[Figure record extracts]
------------

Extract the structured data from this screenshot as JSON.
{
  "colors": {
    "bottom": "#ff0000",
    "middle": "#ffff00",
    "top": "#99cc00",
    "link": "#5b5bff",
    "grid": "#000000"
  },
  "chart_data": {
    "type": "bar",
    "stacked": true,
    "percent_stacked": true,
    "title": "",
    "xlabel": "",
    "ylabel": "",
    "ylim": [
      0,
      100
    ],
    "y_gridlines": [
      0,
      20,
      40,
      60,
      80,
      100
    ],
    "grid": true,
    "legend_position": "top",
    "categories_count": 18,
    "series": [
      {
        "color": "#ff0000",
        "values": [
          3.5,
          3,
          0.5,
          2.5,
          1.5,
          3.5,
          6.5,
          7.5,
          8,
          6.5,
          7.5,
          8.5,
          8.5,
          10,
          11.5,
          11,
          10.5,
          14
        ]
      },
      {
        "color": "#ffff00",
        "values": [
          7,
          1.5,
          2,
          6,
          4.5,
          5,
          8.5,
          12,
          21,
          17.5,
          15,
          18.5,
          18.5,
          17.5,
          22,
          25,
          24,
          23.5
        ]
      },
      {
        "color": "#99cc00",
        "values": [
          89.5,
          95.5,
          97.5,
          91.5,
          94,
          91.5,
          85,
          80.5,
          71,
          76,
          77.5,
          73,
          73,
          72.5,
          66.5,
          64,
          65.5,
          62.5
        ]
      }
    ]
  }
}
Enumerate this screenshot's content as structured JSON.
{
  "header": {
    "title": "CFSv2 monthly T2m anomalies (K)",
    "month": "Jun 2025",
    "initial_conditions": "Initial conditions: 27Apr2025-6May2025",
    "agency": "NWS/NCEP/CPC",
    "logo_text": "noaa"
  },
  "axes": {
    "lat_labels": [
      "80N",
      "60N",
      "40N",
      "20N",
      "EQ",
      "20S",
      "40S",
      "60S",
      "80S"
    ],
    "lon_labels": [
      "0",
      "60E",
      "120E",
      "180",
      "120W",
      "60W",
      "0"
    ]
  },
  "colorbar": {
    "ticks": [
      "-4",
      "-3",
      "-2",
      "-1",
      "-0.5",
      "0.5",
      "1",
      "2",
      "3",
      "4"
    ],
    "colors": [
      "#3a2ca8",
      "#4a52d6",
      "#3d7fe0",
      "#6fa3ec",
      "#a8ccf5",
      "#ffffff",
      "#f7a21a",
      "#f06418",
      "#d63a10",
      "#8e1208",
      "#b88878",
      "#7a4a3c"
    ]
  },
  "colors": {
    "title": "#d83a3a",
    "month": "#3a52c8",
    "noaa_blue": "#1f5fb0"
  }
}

------------

Problem: List all lines holding the string "title".

Response to this exercise:
    "title": "",
    "title": "CFSv2 monthly T2m anomalies (K)",
    "title": "#d83a3a",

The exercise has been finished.